Task | Each line in the entries below that holds the string "comment" is to be listed.

===== Information shown =====

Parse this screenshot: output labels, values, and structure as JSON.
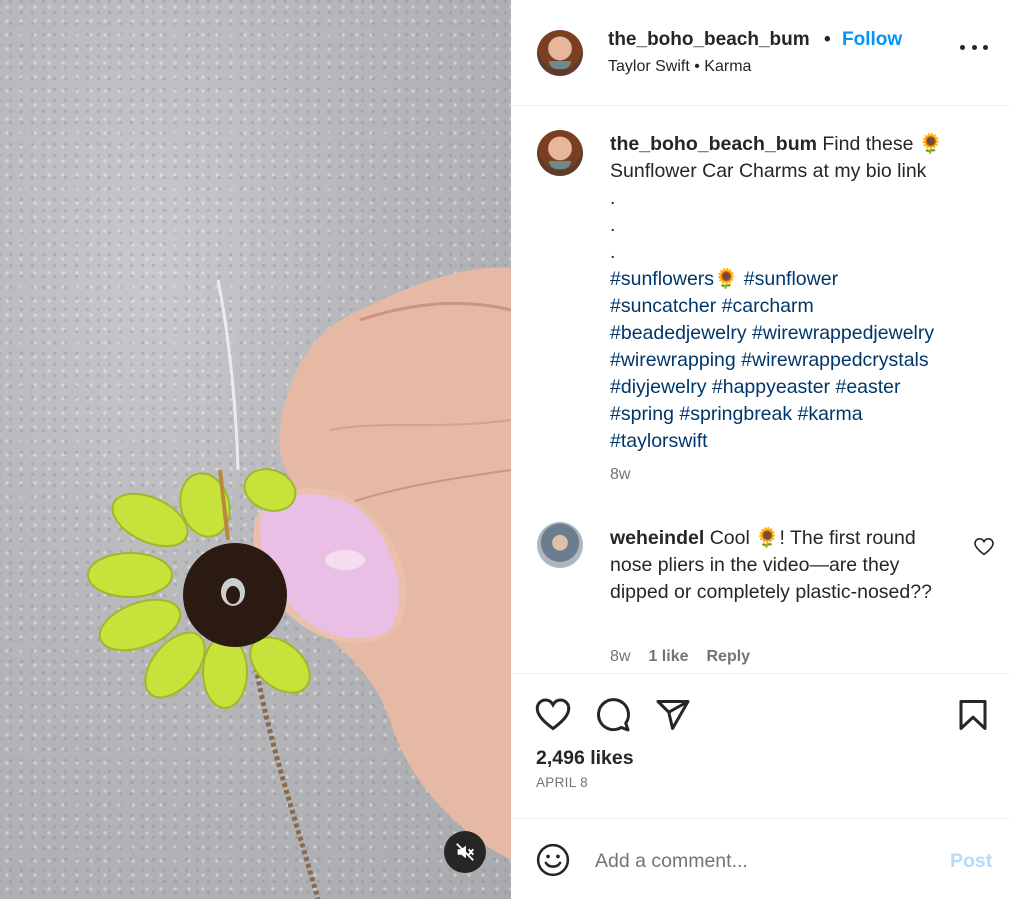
{
  "post": {
    "username": "the_boho_beach_bum",
    "separator": "•",
    "follow_label": "Follow",
    "audio": "Taylor Swift • Karma",
    "caption": {
      "line1_text": "Find these",
      "emoji": "🌻",
      "line2": "Sunflower Car Charms at my bio link",
      "dots": [
        ".",
        ".",
        "."
      ],
      "tags": [
        [
          "#sunflowers🌻",
          "#sunflower"
        ],
        [
          "#suncatcher",
          "#carcharm"
        ],
        [
          "#beadedjewelry",
          "#wirewrappedjewelry"
        ],
        [
          "#wirewrapping",
          "#wirewrappedcrystals"
        ],
        [
          "#diyjewelry",
          "#happyeaster",
          "#easter"
        ],
        [
          "#spring",
          "#springbreak",
          "#karma"
        ],
        [
          "#taylorswift"
        ]
      ],
      "time": "8w"
    },
    "comment": {
      "username": "weheindel",
      "text": "Cool 🌻! The first round nose pliers in the video—are they dipped or completely plastic-nosed??",
      "time": "8w",
      "likes": "1 like",
      "reply_label": "Reply"
    },
    "likes": "2,496 likes",
    "date": "APRIL 8",
    "add_comment_placeholder": "Add a comment...",
    "post_label": "Post"
  },
  "icons": {
    "more": "more-options-icon",
    "like": "heart-icon",
    "comment": "comment-bubble-icon",
    "share": "paper-plane-icon",
    "save": "bookmark-icon",
    "emoji": "emoji-smiley-icon",
    "mute": "speaker-muted-icon"
  },
  "colors": {
    "link_blue": "#0095f6",
    "hashtag": "#00376b",
    "secondary_text": "#737373",
    "post_disabled": "#b3dbff"
  }
}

=====

Solution to the problem |
    "comment": {
    "add_comment_placeholder": "Add a comment...",
    "comment": "comment-bubble-icon",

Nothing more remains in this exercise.